* start Items *

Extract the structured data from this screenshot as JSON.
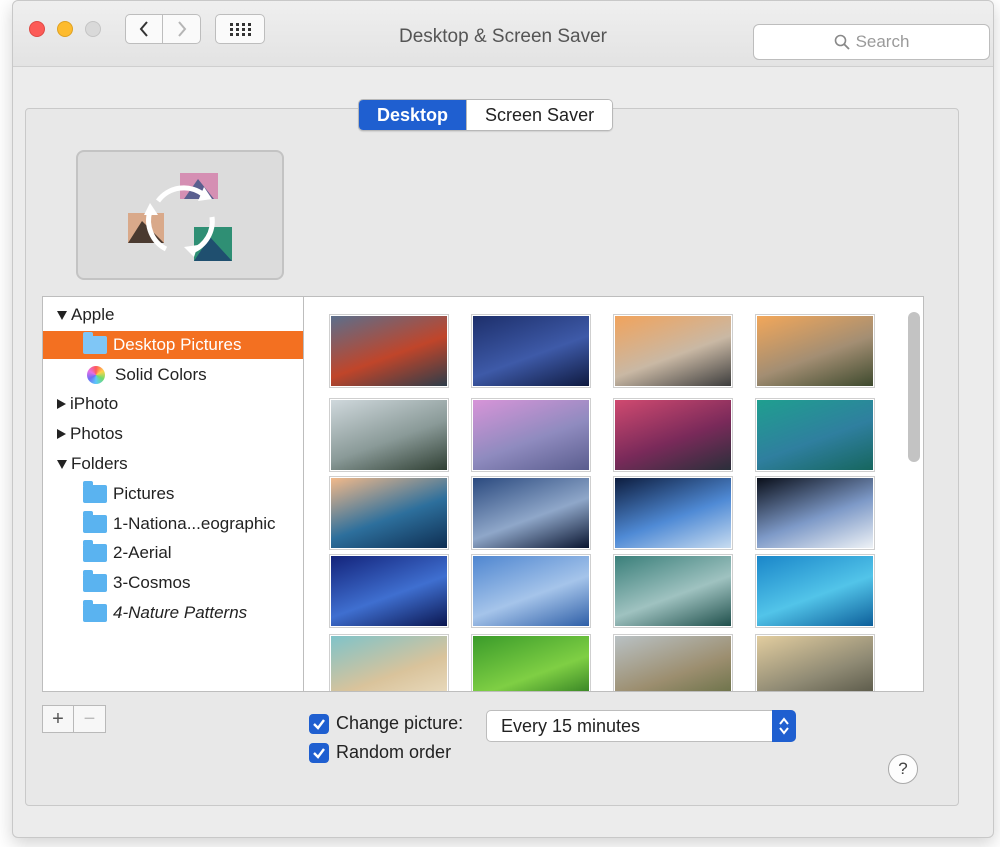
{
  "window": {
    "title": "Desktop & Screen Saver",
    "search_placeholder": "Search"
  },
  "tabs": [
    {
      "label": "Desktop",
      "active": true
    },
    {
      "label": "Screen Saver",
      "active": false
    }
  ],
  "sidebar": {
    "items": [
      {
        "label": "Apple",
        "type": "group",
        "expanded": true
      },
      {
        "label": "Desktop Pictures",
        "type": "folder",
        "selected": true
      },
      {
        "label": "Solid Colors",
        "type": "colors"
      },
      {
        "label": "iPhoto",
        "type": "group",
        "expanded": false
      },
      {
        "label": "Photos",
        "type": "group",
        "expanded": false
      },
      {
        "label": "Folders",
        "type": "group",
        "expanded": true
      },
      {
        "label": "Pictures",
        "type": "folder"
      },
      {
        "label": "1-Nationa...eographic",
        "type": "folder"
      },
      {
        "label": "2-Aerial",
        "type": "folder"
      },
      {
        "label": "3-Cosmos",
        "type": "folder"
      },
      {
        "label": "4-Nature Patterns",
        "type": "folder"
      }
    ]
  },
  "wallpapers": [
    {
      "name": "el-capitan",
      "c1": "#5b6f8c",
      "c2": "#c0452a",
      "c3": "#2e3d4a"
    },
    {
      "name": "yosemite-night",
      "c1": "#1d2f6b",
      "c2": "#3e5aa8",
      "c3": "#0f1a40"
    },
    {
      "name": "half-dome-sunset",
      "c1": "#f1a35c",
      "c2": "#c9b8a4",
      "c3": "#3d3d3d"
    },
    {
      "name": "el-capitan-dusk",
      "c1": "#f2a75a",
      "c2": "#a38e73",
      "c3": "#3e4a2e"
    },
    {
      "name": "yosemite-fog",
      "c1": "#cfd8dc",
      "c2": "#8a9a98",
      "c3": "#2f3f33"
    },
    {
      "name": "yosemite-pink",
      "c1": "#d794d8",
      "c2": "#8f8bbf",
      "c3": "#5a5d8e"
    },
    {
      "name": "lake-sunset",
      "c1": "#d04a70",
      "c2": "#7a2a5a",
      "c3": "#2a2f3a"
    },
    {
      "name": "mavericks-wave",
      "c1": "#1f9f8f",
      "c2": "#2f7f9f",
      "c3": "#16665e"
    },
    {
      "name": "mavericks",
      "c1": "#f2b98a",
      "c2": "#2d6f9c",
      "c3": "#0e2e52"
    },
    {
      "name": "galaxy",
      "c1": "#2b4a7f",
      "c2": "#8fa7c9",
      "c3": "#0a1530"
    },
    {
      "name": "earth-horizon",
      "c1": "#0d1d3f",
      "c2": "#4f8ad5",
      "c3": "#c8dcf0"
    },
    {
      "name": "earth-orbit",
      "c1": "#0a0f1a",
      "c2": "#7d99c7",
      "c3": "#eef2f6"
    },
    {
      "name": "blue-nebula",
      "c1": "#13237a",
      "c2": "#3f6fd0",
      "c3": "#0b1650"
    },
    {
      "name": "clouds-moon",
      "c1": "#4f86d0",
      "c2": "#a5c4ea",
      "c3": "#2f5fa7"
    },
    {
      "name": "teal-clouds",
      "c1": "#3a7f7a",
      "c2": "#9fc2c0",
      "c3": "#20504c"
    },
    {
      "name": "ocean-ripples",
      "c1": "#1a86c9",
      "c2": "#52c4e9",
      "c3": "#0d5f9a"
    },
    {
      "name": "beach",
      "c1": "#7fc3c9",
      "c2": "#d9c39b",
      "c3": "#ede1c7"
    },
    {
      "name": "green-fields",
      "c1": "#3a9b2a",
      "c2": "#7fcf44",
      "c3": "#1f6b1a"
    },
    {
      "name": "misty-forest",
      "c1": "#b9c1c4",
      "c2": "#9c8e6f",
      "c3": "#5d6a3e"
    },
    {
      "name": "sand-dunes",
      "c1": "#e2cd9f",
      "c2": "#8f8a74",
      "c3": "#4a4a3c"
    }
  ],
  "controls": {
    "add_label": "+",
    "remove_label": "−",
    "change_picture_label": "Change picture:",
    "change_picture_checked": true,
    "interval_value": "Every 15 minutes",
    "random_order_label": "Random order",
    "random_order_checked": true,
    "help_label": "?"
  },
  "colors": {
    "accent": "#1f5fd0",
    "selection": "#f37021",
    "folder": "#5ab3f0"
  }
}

* end Items *

> _Stated exercise_
Look above for lines with the word "Pictures" and copy them all.

> _Answer to this task_
        "label": "Desktop Pictures",
        "label": "Pictures",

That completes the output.